-- begin Data provided --

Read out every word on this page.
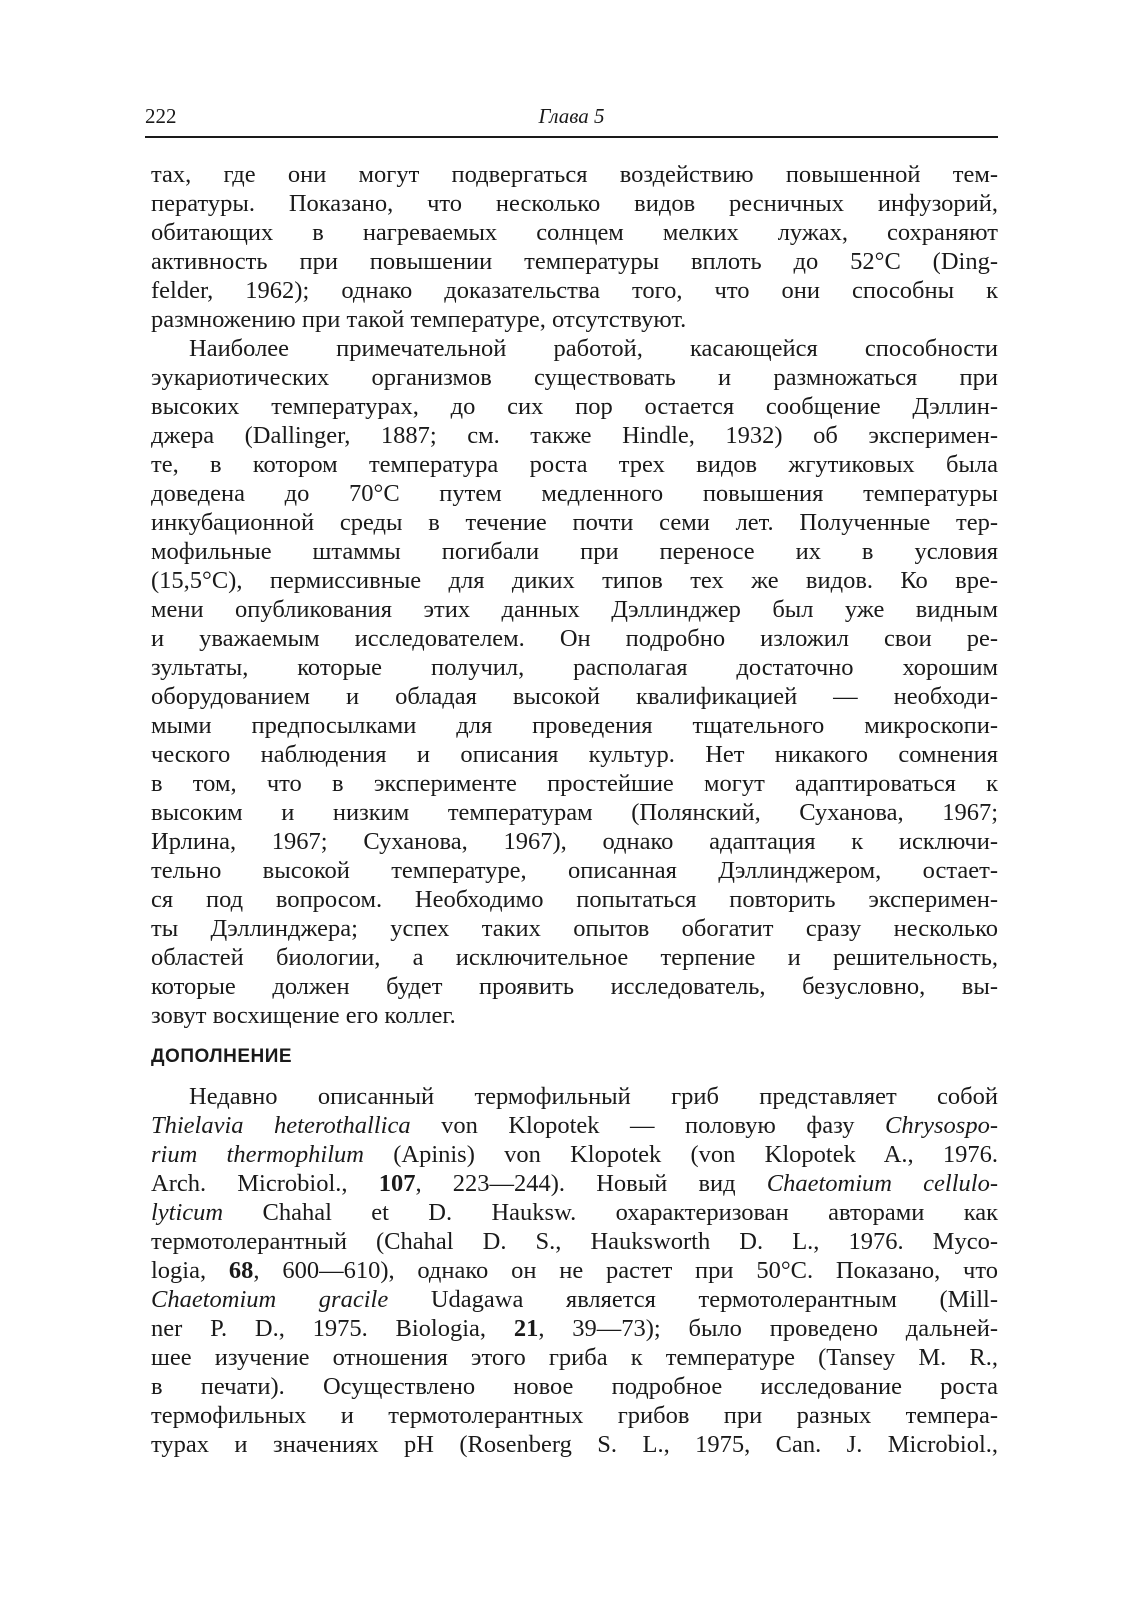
222	Глава 5
тах, где они могут подвергаться воздействию повышенной тем-
пературы. Показано, что несколько видов ресничных инфузорий,
обитающих в нагреваемых солнцем мелких лужах, сохраняют
активность при повышении температуры вплоть до 52°С (Ding-
felder, 1962); однако доказательства того, что они способны к
размножению при такой температуре, отсутствуют.
Наиболее примечательной работой, касающейся способности
эукариотических организмов существовать и размножаться при
высоких температурах, до сих пор остается сообщение Дэллин-
джера (Dallinger, 1887; см. также Hindle, 1932) об эксперимен-
те, в котором температура роста трех видов жгутиковых была
доведена до 70°С путем медленного повышения температуры
инкубационной среды в течение почти семи лет. Полученные тер-
мофильные штаммы погибали при переносе их в условия
(15,5°С), пермиссивные для диких типов тех же видов. Ко вре-
мени опубликования этих данных Дэллинджер был уже видным
и уважаемым исследователем. Он подробно изложил свои ре-
зультаты, которые получил, располагая достаточно хорошим
оборудованием и обладая высокой квалификацией — необходи-
мыми предпосылками для проведения тщательного микроскопи-
ческого наблюдения и описания культур. Нет никакого сомнения
в том, что в эксперименте простейшие могут адаптироваться к
высоким и низким температурам (Полянский, Суханова, 1967;
Ирлина, 1967; Суханова, 1967), однако адаптация к исключи-
тельно высокой температуре, описанная Дэллинджером, остает-
ся под вопросом. Необходимо попытаться повторить эксперимен-
ты Дэллинджера; успех таких опытов обогатит сразу несколько
областей биологии, а исключительное терпение и решительность,
которые должен будет проявить исследователь, безусловно, вы-
зовут восхищение его коллег.
ДОПОЛНЕНИЕ
Недавно описанный термофильный гриб представляет собой
Thielavia heterothallica von Klopotek — половую фазу Chrysospo-
rium thermophilum (Apinis) von Klopotek (von Klopotek A., 1976.
Arch. Microbiol., 107, 223—244). Новый вид Chaetomium cellulo-
lyticum Chahal et D. Hauksw. охарактеризован авторами как
термотолерантный (Chahal D. S., Hauksworth D. L., 1976. Myco-
logia, 68, 600—610), однако он не растет при 50°С. Показано, что
Chaetomium gracile Udagawa является термотолерантным (Mill-
ner P. D., 1975. Biologia, 21, 39—73); было проведено дальней-
шее изучение отношения этого гриба к температуре (Tansey M. R.,
в печати). Осуществлено новое подробное исследование роста
термофильных и термотолерантных грибов при разных темпера-
турах и значениях pH (Rosenberg S. L., 1975, Can. J. Microbiol.,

-- end Data provided --

Show each line holding the word "роста".

**Task answer**
те, в котором температура роста трех видов жгутиковых была
в печати). Осуществлено новое подробное исследование роста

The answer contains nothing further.